[Stored entries]
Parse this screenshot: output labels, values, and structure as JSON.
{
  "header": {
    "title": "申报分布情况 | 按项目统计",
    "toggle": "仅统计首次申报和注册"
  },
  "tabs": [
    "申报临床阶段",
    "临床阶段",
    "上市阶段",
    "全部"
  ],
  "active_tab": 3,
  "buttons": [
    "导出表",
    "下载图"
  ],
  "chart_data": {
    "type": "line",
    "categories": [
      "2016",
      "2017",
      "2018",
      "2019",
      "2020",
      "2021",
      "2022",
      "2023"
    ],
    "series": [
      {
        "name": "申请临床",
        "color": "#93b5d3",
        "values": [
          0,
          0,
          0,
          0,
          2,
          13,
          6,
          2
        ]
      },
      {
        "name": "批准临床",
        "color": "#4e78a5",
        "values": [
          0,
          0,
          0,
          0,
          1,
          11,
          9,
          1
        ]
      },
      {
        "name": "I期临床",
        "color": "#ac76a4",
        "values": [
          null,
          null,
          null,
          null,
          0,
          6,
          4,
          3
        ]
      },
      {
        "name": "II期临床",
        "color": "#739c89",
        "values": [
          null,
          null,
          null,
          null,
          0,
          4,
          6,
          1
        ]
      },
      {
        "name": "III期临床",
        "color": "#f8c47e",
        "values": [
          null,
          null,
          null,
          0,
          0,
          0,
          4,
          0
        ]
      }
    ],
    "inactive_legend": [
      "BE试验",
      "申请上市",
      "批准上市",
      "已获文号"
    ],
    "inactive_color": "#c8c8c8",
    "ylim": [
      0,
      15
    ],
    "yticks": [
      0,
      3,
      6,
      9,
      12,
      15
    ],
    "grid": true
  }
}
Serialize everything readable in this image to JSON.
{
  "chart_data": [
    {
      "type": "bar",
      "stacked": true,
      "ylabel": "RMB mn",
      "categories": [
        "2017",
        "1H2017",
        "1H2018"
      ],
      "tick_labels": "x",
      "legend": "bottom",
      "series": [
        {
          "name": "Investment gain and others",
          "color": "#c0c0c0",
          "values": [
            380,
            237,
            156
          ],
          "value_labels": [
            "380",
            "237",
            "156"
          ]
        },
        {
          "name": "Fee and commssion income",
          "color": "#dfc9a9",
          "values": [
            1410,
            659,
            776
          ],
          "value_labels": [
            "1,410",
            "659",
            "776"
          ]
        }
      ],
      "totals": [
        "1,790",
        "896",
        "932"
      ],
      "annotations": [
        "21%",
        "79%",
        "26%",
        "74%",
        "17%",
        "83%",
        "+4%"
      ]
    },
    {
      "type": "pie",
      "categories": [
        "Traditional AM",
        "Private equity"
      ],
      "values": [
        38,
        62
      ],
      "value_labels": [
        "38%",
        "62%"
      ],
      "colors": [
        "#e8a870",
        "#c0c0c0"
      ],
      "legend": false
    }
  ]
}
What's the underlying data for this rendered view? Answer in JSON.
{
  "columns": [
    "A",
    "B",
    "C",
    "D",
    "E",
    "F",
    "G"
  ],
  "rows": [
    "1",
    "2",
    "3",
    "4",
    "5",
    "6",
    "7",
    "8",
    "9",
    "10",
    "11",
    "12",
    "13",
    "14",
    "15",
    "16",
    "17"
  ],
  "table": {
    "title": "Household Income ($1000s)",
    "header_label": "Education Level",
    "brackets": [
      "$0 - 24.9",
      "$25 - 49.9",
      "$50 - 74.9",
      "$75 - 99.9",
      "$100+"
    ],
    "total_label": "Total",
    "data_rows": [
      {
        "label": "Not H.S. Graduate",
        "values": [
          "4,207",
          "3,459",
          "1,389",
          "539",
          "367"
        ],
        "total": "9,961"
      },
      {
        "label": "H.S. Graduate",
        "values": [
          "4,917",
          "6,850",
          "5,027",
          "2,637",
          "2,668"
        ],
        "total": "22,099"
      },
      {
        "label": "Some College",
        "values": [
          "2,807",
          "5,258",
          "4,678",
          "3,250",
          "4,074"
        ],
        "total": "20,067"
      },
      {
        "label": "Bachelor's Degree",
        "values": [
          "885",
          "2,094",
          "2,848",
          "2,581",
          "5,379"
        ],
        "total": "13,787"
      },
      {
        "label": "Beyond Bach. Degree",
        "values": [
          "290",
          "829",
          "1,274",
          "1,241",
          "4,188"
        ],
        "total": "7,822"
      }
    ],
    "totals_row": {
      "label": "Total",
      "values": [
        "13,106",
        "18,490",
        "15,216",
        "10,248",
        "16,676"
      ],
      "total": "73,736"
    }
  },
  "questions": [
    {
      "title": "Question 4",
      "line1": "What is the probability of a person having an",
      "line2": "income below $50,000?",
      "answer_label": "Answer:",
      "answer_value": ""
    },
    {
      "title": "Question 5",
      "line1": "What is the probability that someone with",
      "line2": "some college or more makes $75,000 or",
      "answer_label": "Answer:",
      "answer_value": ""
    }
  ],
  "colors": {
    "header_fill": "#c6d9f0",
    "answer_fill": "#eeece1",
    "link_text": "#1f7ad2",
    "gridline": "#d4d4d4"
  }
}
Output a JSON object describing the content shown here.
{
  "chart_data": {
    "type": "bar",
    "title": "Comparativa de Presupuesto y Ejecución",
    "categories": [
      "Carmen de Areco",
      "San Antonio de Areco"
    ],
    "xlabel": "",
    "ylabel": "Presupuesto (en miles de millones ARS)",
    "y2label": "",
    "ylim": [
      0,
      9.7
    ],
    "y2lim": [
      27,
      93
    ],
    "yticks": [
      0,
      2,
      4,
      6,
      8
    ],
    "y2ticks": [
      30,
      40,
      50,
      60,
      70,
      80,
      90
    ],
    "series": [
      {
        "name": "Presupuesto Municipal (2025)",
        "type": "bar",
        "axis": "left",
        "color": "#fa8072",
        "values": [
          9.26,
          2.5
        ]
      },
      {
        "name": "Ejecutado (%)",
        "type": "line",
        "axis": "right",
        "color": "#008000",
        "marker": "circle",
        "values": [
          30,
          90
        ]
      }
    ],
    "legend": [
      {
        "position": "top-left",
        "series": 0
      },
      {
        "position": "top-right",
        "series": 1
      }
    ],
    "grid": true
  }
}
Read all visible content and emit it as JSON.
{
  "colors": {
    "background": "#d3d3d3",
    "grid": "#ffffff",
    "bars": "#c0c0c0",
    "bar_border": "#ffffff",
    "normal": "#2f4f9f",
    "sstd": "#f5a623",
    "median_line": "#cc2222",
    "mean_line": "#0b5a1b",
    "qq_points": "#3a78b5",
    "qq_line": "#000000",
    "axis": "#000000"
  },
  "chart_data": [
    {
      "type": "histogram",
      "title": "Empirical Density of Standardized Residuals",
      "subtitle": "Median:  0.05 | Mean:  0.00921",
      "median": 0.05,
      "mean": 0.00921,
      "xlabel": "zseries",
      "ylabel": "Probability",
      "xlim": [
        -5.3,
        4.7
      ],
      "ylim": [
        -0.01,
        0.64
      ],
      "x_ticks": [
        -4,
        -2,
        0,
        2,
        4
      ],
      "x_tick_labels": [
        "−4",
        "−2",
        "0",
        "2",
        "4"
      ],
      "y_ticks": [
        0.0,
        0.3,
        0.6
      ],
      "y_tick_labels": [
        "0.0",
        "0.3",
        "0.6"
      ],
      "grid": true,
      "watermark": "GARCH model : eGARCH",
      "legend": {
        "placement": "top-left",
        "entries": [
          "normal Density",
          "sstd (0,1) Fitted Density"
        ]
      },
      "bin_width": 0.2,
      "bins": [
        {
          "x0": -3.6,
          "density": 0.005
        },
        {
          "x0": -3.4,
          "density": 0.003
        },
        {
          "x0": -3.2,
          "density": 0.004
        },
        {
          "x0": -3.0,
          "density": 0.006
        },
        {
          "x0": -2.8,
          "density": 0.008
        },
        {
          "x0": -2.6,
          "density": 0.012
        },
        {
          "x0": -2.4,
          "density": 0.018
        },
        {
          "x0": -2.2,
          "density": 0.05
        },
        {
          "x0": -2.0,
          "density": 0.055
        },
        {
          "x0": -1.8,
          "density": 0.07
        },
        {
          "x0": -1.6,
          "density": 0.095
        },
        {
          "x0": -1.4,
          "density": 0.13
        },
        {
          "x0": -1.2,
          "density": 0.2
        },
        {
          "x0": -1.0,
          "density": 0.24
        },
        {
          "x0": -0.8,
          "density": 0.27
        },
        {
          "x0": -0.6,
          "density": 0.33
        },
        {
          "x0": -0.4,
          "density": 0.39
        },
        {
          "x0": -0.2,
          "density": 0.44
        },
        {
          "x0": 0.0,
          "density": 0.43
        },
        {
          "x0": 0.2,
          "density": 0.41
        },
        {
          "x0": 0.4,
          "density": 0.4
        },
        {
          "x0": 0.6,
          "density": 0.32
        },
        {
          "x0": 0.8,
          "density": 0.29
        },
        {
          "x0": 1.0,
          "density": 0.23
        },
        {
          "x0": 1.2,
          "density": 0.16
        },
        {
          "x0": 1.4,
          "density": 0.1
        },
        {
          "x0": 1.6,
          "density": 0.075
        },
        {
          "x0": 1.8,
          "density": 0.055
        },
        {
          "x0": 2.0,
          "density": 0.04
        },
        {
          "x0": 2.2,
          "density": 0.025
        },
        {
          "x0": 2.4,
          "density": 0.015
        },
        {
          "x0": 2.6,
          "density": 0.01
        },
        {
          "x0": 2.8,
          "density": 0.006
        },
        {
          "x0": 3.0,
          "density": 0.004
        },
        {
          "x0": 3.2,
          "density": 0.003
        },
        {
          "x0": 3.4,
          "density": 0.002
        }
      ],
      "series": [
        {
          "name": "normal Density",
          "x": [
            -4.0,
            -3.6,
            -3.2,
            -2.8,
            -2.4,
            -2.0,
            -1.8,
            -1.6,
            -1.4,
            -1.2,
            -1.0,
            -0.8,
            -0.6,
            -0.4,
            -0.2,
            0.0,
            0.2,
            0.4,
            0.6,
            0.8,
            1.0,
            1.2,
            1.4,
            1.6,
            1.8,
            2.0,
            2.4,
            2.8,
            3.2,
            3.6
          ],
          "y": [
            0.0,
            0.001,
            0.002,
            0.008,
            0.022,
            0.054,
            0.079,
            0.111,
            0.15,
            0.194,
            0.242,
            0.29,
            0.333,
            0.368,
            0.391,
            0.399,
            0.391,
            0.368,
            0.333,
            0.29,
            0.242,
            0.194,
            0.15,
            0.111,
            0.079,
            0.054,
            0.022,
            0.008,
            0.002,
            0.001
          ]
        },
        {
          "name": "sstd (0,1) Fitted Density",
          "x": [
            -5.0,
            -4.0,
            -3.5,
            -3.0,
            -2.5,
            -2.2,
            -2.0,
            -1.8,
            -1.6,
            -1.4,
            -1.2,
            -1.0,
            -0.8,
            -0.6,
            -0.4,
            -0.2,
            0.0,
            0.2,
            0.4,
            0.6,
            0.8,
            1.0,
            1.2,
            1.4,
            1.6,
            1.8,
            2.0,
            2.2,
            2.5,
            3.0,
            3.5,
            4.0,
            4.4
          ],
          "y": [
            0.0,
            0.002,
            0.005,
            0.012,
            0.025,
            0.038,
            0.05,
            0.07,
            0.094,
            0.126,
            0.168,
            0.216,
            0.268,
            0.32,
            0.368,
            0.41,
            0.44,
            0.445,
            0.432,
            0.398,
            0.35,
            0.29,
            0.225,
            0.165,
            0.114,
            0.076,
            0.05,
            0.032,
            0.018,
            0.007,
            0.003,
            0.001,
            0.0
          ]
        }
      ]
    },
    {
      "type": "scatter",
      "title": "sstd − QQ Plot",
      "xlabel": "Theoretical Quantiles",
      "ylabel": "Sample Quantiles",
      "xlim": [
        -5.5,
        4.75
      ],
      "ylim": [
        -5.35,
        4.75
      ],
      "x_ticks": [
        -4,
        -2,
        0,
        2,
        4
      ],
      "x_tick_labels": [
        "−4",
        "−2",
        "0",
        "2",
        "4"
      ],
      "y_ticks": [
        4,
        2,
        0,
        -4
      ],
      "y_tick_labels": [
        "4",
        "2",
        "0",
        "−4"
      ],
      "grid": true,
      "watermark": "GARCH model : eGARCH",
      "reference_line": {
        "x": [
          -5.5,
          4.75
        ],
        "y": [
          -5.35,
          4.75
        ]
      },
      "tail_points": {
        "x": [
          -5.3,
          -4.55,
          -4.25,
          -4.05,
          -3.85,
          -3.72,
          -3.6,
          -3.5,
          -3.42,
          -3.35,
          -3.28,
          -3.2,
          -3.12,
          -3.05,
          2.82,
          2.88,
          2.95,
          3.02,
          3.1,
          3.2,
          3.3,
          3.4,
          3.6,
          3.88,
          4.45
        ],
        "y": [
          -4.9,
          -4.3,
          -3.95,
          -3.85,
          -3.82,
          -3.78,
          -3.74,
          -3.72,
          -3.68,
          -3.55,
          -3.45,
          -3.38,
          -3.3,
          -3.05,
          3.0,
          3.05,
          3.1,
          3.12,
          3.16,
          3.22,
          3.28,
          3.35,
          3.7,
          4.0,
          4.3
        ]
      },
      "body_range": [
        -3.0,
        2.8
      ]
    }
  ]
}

**REQUIRED TASK**. Copy every line of the records above that holds the word "Quantiles".

**FULL RESPONSE**.
      "xlabel": "Theoretical Quantiles",
      "ylabel": "Sample Quantiles",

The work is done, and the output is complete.